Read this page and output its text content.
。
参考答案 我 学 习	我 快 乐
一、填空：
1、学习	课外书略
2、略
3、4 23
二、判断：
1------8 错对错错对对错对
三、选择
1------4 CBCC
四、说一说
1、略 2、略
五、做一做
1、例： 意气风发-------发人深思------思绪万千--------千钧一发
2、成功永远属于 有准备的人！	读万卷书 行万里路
━━━━━━━━━━
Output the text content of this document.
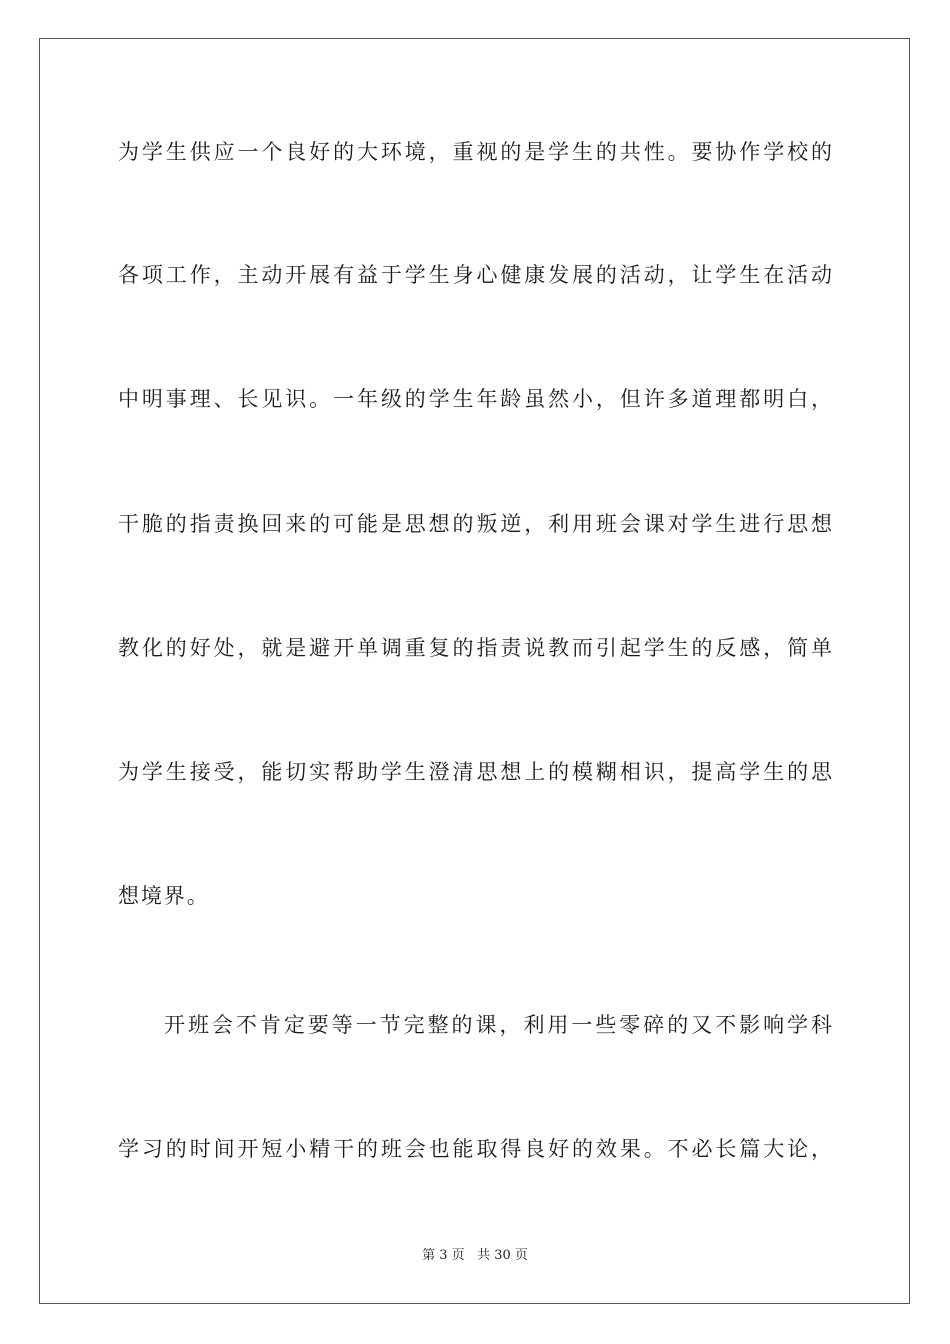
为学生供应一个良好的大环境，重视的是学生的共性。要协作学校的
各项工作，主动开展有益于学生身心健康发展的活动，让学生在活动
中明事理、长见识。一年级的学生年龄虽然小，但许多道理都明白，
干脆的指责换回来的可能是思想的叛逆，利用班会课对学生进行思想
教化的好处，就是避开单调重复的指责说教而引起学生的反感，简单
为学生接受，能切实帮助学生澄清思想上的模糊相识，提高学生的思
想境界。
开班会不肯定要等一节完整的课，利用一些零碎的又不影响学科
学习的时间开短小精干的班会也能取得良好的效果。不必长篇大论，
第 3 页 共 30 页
━━━━━━━━━━
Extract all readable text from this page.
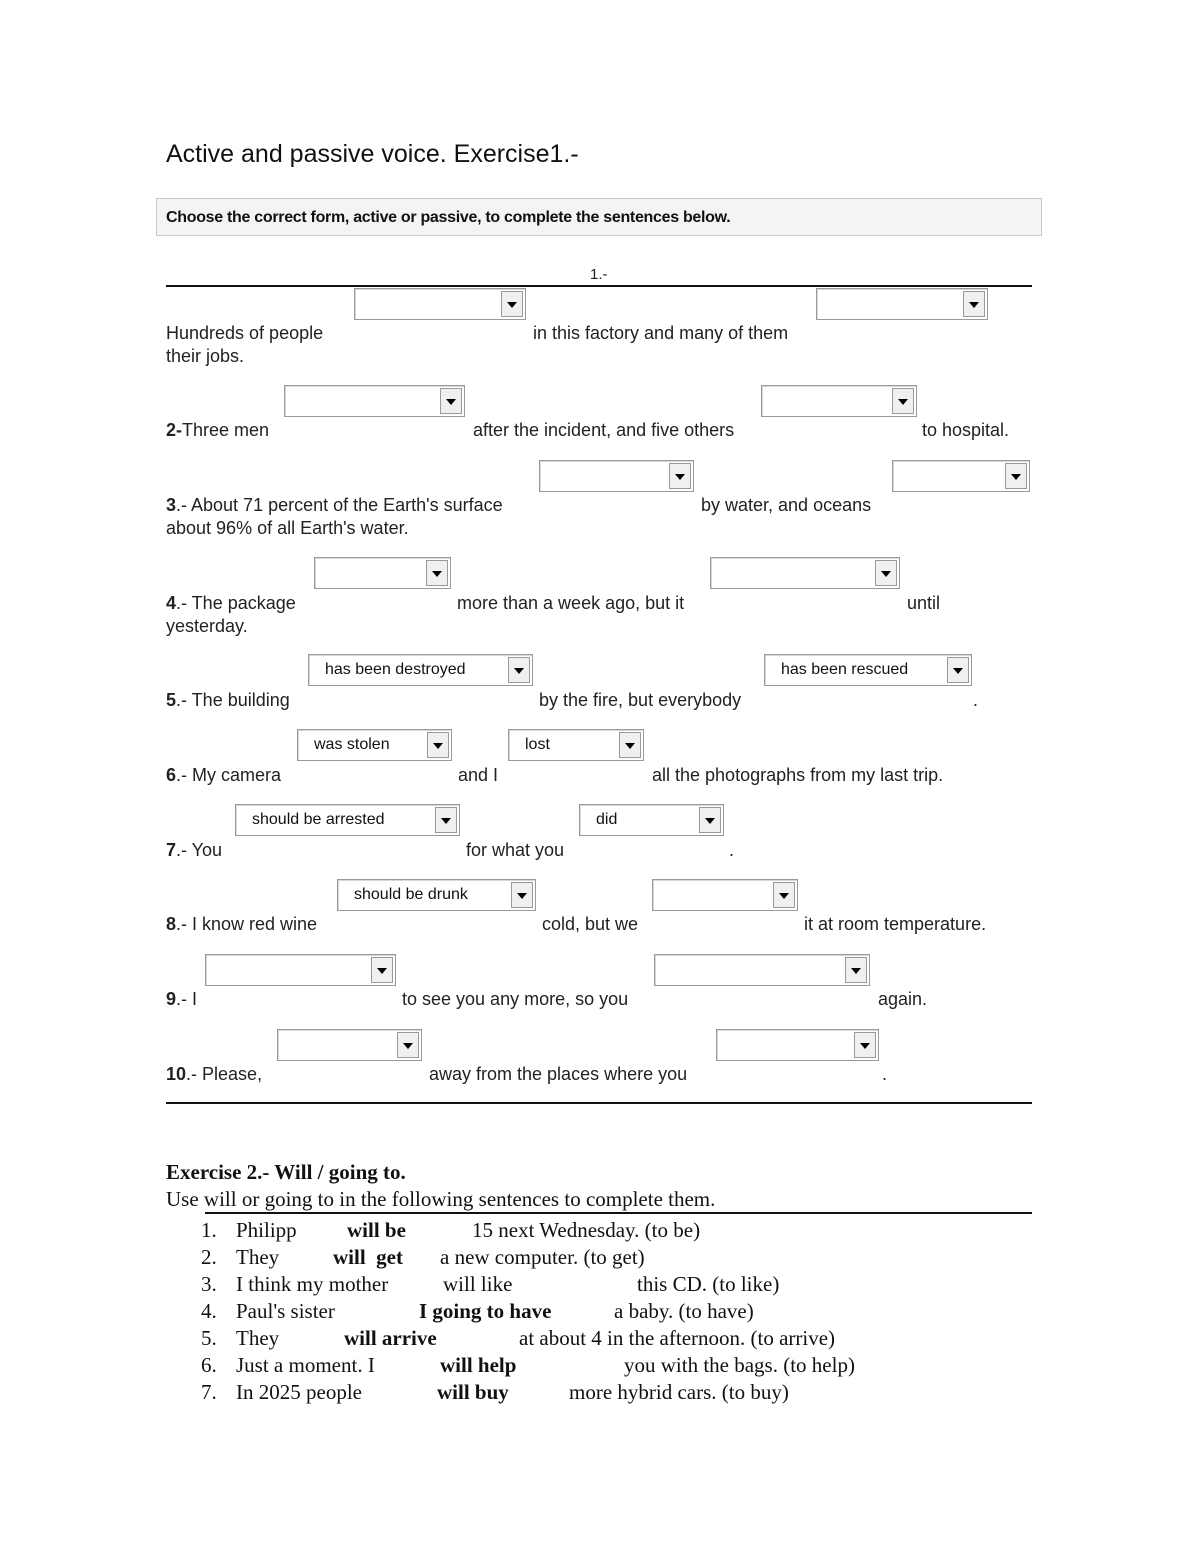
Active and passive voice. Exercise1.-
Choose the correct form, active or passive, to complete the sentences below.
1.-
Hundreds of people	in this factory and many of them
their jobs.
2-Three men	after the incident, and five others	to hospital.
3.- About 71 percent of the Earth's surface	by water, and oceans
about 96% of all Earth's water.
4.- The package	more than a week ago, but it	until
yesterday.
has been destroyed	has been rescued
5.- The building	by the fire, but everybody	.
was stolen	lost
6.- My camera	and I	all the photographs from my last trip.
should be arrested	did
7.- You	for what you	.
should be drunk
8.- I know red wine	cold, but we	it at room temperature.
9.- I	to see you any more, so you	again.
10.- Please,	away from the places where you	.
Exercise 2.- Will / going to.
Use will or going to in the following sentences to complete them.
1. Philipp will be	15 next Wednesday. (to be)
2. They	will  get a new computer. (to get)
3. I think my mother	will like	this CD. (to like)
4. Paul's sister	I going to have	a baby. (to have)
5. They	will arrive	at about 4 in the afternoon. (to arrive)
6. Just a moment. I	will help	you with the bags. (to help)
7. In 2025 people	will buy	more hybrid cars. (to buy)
━━━━━━━━━━
Exercise aim: Examine the records and pull out every line where the string "page" occurs.

Complete answer:
Read this page and output its text content.
Extract all readable text from this page.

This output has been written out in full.